### Data for this task
========

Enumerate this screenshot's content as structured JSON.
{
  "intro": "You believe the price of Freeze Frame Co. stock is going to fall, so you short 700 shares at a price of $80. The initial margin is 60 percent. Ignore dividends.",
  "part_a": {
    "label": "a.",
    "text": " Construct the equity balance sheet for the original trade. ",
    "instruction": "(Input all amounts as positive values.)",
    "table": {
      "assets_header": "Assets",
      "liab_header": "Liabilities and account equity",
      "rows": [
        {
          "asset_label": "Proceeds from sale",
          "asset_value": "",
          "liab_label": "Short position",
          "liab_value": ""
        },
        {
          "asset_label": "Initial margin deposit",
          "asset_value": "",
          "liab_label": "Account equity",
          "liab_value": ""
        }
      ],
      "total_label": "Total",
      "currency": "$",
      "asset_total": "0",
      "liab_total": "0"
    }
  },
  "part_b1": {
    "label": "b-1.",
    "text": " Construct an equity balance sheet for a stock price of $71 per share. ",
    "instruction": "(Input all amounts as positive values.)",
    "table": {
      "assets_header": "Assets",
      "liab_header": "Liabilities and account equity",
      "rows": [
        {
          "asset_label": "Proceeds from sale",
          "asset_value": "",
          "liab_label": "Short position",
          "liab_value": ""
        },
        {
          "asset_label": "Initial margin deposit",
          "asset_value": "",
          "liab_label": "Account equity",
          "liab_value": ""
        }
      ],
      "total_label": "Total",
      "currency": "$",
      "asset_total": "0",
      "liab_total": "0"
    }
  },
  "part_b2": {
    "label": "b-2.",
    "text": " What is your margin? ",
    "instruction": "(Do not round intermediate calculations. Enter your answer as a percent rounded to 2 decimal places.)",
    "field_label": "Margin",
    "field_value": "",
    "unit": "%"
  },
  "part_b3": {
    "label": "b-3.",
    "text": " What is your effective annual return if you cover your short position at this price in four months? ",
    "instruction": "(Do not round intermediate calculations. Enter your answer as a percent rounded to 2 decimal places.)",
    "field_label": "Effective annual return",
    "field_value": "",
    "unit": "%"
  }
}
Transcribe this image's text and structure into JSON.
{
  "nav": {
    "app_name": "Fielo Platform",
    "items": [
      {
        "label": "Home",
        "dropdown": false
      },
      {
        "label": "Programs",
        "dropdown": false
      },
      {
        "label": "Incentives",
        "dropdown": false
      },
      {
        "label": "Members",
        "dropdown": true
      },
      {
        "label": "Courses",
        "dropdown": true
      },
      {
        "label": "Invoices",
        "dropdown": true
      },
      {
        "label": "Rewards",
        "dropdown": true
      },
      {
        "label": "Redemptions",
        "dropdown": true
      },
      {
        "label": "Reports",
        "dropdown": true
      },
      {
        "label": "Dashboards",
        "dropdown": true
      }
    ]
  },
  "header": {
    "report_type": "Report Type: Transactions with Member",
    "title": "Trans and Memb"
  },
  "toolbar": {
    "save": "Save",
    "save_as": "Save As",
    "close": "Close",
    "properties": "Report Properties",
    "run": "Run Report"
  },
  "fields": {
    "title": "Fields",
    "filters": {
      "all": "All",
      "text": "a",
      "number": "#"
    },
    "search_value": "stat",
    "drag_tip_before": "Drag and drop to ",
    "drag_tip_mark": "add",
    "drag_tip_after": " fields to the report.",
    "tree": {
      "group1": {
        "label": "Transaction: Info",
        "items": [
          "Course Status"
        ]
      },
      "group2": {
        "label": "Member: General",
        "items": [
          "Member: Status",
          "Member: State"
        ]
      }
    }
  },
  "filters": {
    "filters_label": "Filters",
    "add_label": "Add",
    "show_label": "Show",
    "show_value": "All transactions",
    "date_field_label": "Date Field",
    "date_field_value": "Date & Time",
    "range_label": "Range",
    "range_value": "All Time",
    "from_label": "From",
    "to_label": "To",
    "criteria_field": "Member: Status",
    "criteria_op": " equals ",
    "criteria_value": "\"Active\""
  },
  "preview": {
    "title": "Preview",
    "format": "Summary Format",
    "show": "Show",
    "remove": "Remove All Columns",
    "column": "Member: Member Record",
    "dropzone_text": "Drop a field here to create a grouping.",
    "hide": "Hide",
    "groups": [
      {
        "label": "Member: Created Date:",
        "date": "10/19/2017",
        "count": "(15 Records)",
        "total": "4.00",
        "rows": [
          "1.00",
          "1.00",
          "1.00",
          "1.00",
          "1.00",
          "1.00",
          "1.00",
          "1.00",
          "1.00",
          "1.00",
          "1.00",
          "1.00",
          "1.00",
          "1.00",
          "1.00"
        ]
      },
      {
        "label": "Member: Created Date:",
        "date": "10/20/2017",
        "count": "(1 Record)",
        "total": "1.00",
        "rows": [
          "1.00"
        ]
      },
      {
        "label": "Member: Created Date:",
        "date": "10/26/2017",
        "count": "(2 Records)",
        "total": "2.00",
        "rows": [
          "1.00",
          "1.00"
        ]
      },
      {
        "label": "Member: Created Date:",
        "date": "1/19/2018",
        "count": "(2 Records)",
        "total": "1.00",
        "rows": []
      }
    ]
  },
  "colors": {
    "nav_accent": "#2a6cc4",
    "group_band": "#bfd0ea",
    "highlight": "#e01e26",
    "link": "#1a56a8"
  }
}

========

### Requirement
Above are some records; extract every one of them exactly.

### Written response
Enumerate this screenshot's content as structured JSON.
{
  "intro": "You believe the price of Freeze Frame Co. stock is going to fall, so you short 700 shares at a price of $80. The initial margin is 60 percent. Ignore dividends.",
  "part_a": {
    "label": "a.",
    "text": " Construct the equity balance sheet for the original trade. ",
    "instruction": "(Input all amounts as positive values.)",
    "table": {
      "assets_header": "Assets",
      "liab_header": "Liabilities and account equity",
      "rows": [
        {
          "asset_label": "Proceeds from sale",
          "asset_value": "",
          "liab_label": "Short position",
          "liab_value": ""
        },
        {
          "asset_label": "Initial margin deposit",
          "asset_value": "",
          "liab_label": "Account equity",
          "liab_value": ""
        }
      ],
      "total_label": "Total",
      "currency": "$",
      "asset_total": "0",
      "liab_total": "0"
    }
  },
  "part_b1": {
    "label": "b-1.",
    "text": " Construct an equity balance sheet for a stock price of $71 per share. ",
    "instruction": "(Input all amounts as positive values.)",
    "table": {
      "assets_header": "Assets",
      "liab_header": "Liabilities and account equity",
      "rows": [
        {
          "asset_label": "Proceeds from sale",
          "asset_value": "",
          "liab_label": "Short position",
          "liab_value": ""
        },
        {
          "asset_label": "Initial margin deposit",
          "asset_value": "",
          "liab_label": "Account equity",
          "liab_value": ""
        }
      ],
      "total_label": "Total",
      "currency": "$",
      "asset_total": "0",
      "liab_total": "0"
    }
  },
  "part_b2": {
    "label": "b-2.",
    "text": " What is your margin? ",
    "instruction": "(Do not round intermediate calculations. Enter your answer as a percent rounded to 2 decimal places.)",
    "field_label": "Margin",
    "field_value": "",
    "unit": "%"
  },
  "part_b3": {
    "label": "b-3.",
    "text": " What is your effective annual return if you cover your short position at this price in four months? ",
    "instruction": "(Do not round intermediate calculations. Enter your answer as a percent rounded to 2 decimal places.)",
    "field_label": "Effective annual return",
    "field_value": "",
    "unit": "%"
  }
}
Transcribe this image's text and structure into JSON.
{
  "nav": {
    "app_name": "Fielo Platform",
    "items": [
      {
        "label": "Home",
        "dropdown": false
      },
      {
        "label": "Programs",
        "dropdown": false
      },
      {
        "label": "Incentives",
        "dropdown": false
      },
      {
        "label": "Members",
        "dropdown": true
      },
      {
        "label": "Courses",
        "dropdown": true
      },
      {
        "label": "Invoices",
        "dropdown": true
      },
      {
        "label": "Rewards",
        "dropdown": true
      },
      {
        "label": "Redemptions",
        "dropdown": true
      },
      {
        "label": "Reports",
        "dropdown": true
      },
      {
        "label": "Dashboards",
        "dropdown": true
      }
    ]
  },
  "header": {
    "report_type": "Report Type: Transactions with Member",
    "title": "Trans and Memb"
  },
  "toolbar": {
    "save": "Save",
    "save_as": "Save As",
    "close": "Close",
    "properties": "Report Properties",
    "run": "Run Report"
  },
  "fields": {
    "title": "Fields",
    "filters": {
      "all": "All",
      "text": "a",
      "number": "#"
    },
    "search_value": "stat",
    "drag_tip_before": "Drag and drop to ",
    "drag_tip_mark": "add",
    "drag_tip_after": " fields to the report.",
    "tree": {
      "group1": {
        "label": "Transaction: Info",
        "items": [
          "Course Status"
        ]
      },
      "group2": {
        "label": "Member: General",
        "items": [
          "Member: Status",
          "Member: State"
        ]
      }
    }
  },
  "filters": {
    "filters_label": "Filters",
    "add_label": "Add",
    "show_label": "Show",
    "show_value": "All transactions",
    "date_field_label": "Date Field",
    "date_field_value": "Date & Time",
    "range_label": "Range",
    "range_value": "All Time",
    "from_label": "From",
    "to_label": "To",
    "criteria_field": "Member: Status",
    "criteria_op": " equals ",
    "criteria_value": "\"Active\""
  },
  "preview": {
    "title": "Preview",
    "format": "Summary Format",
    "show": "Show",
    "remove": "Remove All Columns",
    "column": "Member: Member Record",
    "dropzone_text": "Drop a field here to create a grouping.",
    "hide": "Hide",
    "groups": [
      {
        "label": "Member: Created Date:",
        "date": "10/19/2017",
        "count": "(15 Records)",
        "total": "4.00",
        "rows": [
          "1.00",
          "1.00",
          "1.00",
          "1.00",
          "1.00",
          "1.00",
          "1.00",
          "1.00",
          "1.00",
          "1.00",
          "1.00",
          "1.00",
          "1.00",
          "1.00",
          "1.00"
        ]
      },
      {
        "label": "Member: Created Date:",
        "date": "10/20/2017",
        "count": "(1 Record)",
        "total": "1.00",
        "rows": [
          "1.00"
        ]
      },
      {
        "label": "Member: Created Date:",
        "date": "10/26/2017",
        "count": "(2 Records)",
        "total": "2.00",
        "rows": [
          "1.00",
          "1.00"
        ]
      },
      {
        "label": "Member: Created Date:",
        "date": "1/19/2018",
        "count": "(2 Records)",
        "total": "1.00",
        "rows": []
      }
    ]
  },
  "colors": {
    "nav_accent": "#2a6cc4",
    "group_band": "#bfd0ea",
    "highlight": "#e01e26",
    "link": "#1a56a8"
  }
}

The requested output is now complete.